**Extracted data:**
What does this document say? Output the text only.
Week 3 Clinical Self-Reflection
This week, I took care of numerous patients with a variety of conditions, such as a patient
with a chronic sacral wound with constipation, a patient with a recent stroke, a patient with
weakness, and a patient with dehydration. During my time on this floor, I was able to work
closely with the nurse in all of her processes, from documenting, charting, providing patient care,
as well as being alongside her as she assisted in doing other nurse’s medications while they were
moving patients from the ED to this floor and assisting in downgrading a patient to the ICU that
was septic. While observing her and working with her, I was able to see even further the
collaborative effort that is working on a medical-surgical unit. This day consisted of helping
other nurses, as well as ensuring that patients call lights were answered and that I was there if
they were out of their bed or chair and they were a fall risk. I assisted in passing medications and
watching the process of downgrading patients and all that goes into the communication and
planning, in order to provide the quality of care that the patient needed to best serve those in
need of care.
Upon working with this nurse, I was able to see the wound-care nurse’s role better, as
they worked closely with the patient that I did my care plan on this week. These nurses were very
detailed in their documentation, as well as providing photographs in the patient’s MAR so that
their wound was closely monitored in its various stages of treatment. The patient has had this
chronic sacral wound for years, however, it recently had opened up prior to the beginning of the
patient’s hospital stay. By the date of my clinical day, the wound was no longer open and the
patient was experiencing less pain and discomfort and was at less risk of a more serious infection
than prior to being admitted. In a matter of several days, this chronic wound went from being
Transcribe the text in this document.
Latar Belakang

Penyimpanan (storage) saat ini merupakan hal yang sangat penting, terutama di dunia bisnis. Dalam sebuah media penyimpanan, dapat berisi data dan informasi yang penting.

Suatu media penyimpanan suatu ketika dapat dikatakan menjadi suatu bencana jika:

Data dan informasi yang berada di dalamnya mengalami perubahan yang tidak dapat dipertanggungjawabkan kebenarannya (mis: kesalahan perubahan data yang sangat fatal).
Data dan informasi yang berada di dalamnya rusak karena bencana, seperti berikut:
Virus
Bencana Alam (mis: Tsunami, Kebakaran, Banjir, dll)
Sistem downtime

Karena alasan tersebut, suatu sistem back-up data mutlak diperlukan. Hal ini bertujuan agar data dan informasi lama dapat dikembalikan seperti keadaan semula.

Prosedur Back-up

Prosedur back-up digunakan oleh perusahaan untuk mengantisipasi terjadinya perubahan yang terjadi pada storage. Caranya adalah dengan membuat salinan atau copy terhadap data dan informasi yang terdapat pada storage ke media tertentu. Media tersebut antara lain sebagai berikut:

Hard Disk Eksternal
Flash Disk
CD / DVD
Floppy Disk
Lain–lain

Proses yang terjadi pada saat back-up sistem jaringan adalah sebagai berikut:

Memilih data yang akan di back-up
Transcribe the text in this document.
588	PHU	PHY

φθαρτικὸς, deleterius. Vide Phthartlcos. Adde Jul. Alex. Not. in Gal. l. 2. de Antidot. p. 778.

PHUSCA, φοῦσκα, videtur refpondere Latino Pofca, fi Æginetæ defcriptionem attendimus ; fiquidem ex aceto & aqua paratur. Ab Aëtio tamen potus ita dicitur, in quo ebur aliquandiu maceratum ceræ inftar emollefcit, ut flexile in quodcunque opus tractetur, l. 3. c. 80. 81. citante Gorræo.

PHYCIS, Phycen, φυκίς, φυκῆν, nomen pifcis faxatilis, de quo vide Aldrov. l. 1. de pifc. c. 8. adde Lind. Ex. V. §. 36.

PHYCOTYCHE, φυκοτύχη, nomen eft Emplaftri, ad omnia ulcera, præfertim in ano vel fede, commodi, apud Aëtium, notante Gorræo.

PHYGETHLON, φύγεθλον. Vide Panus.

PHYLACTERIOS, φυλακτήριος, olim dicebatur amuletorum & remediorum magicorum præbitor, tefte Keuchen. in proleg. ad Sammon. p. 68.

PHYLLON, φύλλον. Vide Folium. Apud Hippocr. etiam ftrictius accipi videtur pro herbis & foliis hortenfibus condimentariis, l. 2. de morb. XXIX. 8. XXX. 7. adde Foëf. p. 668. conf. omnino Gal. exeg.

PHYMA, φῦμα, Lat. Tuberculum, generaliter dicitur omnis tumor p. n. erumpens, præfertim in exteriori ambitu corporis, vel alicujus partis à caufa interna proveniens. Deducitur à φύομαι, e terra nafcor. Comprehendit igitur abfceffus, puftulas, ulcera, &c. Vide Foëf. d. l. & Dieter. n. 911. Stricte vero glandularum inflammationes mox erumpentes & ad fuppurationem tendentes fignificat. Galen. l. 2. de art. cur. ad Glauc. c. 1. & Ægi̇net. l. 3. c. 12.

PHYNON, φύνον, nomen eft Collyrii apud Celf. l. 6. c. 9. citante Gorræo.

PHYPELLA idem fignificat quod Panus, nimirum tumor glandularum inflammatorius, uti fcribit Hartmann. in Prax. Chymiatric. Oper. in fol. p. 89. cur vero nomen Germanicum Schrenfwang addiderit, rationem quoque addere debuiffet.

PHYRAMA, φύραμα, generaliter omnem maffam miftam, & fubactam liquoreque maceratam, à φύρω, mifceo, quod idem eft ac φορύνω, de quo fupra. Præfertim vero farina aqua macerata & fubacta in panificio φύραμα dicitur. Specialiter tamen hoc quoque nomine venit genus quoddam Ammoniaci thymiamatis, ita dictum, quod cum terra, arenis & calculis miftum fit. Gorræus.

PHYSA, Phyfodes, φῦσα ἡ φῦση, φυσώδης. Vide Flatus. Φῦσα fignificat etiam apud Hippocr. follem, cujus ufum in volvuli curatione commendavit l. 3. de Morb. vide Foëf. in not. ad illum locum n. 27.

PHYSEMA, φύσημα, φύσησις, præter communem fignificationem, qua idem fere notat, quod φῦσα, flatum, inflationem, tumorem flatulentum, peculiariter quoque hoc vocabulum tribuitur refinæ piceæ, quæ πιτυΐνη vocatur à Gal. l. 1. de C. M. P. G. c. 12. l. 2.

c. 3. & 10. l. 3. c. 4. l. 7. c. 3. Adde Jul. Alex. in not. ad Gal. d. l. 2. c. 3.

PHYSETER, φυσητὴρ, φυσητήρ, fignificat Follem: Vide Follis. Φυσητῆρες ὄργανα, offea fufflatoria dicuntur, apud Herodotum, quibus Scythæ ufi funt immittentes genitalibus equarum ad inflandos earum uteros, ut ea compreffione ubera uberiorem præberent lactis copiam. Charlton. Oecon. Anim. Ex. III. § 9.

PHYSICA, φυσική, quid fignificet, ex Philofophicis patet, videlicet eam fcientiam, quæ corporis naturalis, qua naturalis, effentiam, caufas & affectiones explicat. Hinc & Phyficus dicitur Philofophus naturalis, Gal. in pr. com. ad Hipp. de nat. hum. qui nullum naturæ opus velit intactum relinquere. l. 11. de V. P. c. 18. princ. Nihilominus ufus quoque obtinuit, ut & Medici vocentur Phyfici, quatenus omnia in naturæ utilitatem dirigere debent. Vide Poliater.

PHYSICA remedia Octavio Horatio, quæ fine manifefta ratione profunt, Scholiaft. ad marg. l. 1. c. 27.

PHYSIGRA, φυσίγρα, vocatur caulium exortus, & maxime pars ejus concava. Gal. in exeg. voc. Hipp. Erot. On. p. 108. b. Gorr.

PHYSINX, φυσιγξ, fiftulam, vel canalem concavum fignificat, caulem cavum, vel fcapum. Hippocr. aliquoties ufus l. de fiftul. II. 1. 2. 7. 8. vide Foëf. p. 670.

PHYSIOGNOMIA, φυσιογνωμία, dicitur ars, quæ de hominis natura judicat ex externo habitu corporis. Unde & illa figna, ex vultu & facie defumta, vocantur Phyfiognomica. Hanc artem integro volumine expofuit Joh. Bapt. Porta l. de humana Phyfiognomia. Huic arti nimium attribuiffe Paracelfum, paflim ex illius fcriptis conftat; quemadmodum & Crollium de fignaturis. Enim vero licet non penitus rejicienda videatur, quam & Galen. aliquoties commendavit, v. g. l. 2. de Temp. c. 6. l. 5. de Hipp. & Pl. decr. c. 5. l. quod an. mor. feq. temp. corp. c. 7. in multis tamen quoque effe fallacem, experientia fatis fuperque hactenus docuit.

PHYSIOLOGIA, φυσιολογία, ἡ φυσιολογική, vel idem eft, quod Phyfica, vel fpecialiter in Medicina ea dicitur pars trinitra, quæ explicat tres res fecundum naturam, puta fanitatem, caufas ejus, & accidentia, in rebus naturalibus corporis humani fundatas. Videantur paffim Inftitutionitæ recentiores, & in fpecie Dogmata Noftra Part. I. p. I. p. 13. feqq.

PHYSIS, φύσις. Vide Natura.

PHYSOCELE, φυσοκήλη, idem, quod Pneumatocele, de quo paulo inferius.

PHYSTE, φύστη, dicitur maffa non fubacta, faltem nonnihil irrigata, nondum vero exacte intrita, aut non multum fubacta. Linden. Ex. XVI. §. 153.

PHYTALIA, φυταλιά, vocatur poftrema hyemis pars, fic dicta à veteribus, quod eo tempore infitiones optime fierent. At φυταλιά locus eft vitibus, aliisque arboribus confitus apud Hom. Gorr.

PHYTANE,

**Work to be completed:**
Count the lines of the material holding "berada". Report the number alone.

**Response below:**
2